Copy out each line that has "stations" in it.
····················
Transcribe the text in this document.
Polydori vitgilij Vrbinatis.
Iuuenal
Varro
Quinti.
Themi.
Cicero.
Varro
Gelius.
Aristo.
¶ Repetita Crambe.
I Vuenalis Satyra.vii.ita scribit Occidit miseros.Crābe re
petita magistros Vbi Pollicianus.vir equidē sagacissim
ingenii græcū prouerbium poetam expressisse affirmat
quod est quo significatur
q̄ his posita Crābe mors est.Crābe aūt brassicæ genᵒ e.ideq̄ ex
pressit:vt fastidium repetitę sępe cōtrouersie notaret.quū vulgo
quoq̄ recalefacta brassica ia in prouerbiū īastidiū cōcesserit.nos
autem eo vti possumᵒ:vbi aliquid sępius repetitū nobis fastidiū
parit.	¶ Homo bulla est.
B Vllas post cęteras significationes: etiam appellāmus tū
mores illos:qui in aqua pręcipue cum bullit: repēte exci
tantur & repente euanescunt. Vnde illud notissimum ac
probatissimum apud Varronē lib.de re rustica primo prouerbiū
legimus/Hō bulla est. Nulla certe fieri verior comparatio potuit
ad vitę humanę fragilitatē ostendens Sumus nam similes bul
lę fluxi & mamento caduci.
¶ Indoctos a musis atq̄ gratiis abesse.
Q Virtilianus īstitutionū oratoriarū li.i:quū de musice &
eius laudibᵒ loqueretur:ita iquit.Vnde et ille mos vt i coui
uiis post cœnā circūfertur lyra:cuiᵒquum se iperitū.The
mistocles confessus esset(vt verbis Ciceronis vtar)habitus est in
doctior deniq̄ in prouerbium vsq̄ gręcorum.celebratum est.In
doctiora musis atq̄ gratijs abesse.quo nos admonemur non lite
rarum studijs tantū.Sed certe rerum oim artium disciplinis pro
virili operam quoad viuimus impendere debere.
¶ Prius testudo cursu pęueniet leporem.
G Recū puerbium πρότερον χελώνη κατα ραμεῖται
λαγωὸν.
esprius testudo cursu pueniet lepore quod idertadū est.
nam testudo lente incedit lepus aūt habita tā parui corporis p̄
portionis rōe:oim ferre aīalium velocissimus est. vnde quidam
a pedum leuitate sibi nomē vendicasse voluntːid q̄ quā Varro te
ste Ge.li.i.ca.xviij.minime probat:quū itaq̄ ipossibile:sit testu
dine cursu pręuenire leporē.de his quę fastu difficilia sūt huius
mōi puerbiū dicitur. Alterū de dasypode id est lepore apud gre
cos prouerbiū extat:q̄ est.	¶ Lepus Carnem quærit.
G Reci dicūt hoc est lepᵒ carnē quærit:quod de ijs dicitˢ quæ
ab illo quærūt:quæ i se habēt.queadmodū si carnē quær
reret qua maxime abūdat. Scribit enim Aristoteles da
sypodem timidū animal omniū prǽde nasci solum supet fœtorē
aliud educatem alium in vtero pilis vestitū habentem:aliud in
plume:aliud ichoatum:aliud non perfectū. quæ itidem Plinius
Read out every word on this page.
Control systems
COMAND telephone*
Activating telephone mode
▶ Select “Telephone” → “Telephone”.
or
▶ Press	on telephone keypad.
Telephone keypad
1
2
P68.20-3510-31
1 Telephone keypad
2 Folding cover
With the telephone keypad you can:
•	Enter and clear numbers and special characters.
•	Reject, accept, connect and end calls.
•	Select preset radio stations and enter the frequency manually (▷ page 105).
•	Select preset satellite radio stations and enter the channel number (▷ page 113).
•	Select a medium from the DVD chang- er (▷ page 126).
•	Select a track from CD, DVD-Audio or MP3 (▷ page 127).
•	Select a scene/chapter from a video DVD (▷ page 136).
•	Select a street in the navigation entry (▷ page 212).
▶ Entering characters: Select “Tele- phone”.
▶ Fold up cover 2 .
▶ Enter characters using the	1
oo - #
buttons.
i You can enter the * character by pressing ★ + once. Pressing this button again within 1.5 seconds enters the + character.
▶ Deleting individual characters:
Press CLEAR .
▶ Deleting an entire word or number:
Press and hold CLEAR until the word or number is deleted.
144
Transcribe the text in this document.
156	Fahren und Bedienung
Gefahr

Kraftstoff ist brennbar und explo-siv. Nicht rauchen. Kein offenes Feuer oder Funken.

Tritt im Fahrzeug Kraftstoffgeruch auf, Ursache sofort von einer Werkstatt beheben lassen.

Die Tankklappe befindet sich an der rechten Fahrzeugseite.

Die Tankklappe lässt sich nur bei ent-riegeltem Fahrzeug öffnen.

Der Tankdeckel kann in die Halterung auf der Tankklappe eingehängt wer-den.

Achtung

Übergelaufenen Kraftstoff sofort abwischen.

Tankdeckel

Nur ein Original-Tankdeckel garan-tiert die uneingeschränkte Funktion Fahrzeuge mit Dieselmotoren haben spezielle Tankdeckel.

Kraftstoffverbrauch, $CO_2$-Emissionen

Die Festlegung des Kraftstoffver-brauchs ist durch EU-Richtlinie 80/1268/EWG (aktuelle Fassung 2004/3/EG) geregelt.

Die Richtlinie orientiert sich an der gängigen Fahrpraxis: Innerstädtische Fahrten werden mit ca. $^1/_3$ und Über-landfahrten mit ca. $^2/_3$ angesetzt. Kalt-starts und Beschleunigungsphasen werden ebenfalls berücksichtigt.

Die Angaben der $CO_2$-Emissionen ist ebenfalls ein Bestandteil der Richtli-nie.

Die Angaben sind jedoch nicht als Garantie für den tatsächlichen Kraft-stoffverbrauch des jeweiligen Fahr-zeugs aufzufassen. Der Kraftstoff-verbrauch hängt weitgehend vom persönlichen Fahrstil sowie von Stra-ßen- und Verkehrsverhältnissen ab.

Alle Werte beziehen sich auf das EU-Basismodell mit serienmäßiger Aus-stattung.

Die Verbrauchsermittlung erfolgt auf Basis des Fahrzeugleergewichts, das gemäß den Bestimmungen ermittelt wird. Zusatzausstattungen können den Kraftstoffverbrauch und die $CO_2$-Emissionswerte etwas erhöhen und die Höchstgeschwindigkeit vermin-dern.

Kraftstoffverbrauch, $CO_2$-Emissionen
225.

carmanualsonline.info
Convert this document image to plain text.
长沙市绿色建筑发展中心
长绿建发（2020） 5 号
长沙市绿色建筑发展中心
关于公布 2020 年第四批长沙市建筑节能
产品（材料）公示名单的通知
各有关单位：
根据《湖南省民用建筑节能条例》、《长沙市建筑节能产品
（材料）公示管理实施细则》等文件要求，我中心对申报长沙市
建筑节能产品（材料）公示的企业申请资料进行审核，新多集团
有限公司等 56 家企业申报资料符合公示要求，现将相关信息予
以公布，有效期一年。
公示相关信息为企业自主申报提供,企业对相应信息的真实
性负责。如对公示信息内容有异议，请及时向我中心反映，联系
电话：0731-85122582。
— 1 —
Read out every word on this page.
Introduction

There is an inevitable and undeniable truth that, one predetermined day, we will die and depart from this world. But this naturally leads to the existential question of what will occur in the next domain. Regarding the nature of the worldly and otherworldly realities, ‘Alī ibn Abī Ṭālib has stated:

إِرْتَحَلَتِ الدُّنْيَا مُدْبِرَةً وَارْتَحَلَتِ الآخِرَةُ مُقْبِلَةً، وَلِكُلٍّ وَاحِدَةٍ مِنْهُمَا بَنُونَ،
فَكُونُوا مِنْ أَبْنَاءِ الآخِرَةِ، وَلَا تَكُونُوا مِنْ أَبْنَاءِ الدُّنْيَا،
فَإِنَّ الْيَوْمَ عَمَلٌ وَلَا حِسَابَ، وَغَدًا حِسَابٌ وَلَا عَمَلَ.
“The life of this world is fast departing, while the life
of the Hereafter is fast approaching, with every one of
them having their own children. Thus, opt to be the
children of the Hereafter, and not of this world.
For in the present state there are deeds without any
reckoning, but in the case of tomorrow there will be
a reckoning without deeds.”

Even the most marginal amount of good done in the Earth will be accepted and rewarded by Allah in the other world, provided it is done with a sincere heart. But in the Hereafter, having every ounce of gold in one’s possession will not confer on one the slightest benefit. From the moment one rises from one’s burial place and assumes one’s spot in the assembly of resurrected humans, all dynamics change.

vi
····················
SOLUTION TO THIS PROBLEM >>
•	Select preset radio stations and enter the frequency manually (▷ page 105).
•	Select preset satellite radio stations and enter the channel number (▷ page 113).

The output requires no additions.